Stored items:
◆ ◆ ◆ ◆ ◆ ◆ ◆

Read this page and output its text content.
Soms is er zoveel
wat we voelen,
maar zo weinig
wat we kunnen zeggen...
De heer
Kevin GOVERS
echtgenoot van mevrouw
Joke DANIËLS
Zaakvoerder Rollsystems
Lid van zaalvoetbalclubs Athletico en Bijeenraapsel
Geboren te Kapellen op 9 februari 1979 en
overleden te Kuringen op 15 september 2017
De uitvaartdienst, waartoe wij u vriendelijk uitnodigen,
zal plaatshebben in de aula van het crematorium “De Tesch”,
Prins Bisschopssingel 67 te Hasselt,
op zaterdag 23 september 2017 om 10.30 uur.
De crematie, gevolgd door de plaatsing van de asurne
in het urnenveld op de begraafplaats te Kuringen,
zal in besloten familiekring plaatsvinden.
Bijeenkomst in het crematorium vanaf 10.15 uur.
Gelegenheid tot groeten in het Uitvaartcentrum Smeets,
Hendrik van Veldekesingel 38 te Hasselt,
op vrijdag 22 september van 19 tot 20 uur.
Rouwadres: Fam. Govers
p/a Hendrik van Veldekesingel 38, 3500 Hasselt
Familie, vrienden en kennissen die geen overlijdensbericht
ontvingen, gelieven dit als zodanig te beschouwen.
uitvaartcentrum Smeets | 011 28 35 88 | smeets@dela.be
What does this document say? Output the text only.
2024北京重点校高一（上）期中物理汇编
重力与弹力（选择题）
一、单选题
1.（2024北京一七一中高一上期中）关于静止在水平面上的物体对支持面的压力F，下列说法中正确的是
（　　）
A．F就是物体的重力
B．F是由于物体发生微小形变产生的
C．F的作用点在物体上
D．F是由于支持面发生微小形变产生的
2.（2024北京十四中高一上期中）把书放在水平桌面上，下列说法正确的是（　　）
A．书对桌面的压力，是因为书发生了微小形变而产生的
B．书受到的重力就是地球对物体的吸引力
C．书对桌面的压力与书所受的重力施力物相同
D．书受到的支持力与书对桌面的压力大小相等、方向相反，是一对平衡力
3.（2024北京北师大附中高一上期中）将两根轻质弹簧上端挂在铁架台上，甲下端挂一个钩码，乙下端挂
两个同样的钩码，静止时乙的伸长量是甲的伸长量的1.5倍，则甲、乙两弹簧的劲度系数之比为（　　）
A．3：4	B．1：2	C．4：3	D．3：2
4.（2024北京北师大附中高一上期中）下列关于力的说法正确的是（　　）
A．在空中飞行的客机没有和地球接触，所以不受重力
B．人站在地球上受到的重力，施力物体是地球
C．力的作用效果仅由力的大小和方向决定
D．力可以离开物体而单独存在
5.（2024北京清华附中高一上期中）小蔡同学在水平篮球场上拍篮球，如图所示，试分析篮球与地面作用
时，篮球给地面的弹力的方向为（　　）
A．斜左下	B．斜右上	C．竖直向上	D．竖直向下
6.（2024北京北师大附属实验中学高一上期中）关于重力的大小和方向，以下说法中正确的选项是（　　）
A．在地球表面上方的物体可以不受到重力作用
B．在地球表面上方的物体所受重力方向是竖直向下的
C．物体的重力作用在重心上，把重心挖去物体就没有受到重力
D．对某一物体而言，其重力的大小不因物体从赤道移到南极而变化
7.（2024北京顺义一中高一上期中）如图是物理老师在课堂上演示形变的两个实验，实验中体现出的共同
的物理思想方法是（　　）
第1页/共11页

◆ ◆ ◆ ◆ ◆ ◆ ◆

▸ Exercise details:
All entries must be repeated verbatim.

▸ Output of the task:
Read this page and output its text content.
Soms is er zoveel
wat we voelen,
maar zo weinig
wat we kunnen zeggen...
De heer
Kevin GOVERS
echtgenoot van mevrouw
Joke DANIËLS
Zaakvoerder Rollsystems
Lid van zaalvoetbalclubs Athletico en Bijeenraapsel
Geboren te Kapellen op 9 februari 1979 en
overleden te Kuringen op 15 september 2017
De uitvaartdienst, waartoe wij u vriendelijk uitnodigen,
zal plaatshebben in de aula van het crematorium “De Tesch”,
Prins Bisschopssingel 67 te Hasselt,
op zaterdag 23 september 2017 om 10.30 uur.
De crematie, gevolgd door de plaatsing van de asurne
in het urnenveld op de begraafplaats te Kuringen,
zal in besloten familiekring plaatsvinden.
Bijeenkomst in het crematorium vanaf 10.15 uur.
Gelegenheid tot groeten in het Uitvaartcentrum Smeets,
Hendrik van Veldekesingel 38 te Hasselt,
op vrijdag 22 september van 19 tot 20 uur.
Rouwadres: Fam. Govers
p/a Hendrik van Veldekesingel 38, 3500 Hasselt
Familie, vrienden en kennissen die geen overlijdensbericht
ontvingen, gelieven dit als zodanig te beschouwen.
uitvaartcentrum Smeets | 011 28 35 88 | smeets@dela.be
What does this document say? Output the text only.
2024北京重点校高一（上）期中物理汇编
重力与弹力（选择题）
一、单选题
1.（2024北京一七一中高一上期中）关于静止在水平面上的物体对支持面的压力F，下列说法中正确的是
（　　）
A．F就是物体的重力
B．F是由于物体发生微小形变产生的
C．F的作用点在物体上
D．F是由于支持面发生微小形变产生的
2.（2024北京十四中高一上期中）把书放在水平桌面上，下列说法正确的是（　　）
A．书对桌面的压力，是因为书发生了微小形变而产生的
B．书受到的重力就是地球对物体的吸引力
C．书对桌面的压力与书所受的重力施力物相同
D．书受到的支持力与书对桌面的压力大小相等、方向相反，是一对平衡力
3.（2024北京北师大附中高一上期中）将两根轻质弹簧上端挂在铁架台上，甲下端挂一个钩码，乙下端挂
两个同样的钩码，静止时乙的伸长量是甲的伸长量的1.5倍，则甲、乙两弹簧的劲度系数之比为（　　）
A．3：4	B．1：2	C．4：3	D．3：2
4.（2024北京北师大附中高一上期中）下列关于力的说法正确的是（　　）
A．在空中飞行的客机没有和地球接触，所以不受重力
B．人站在地球上受到的重力，施力物体是地球
C．力的作用效果仅由力的大小和方向决定
D．力可以离开物体而单独存在
5.（2024北京清华附中高一上期中）小蔡同学在水平篮球场上拍篮球，如图所示，试分析篮球与地面作用
时，篮球给地面的弹力的方向为（　　）
A．斜左下	B．斜右上	C．竖直向上	D．竖直向下
6.（2024北京北师大附属实验中学高一上期中）关于重力的大小和方向，以下说法中正确的选项是（　　）
A．在地球表面上方的物体可以不受到重力作用
B．在地球表面上方的物体所受重力方向是竖直向下的
C．物体的重力作用在重心上，把重心挖去物体就没有受到重力
D．对某一物体而言，其重力的大小不因物体从赤道移到南极而变化
7.（2024北京顺义一中高一上期中）如图是物理老师在课堂上演示形变的两个实验，实验中体现出的共同
的物理思想方法是（　　）
第1页/共11页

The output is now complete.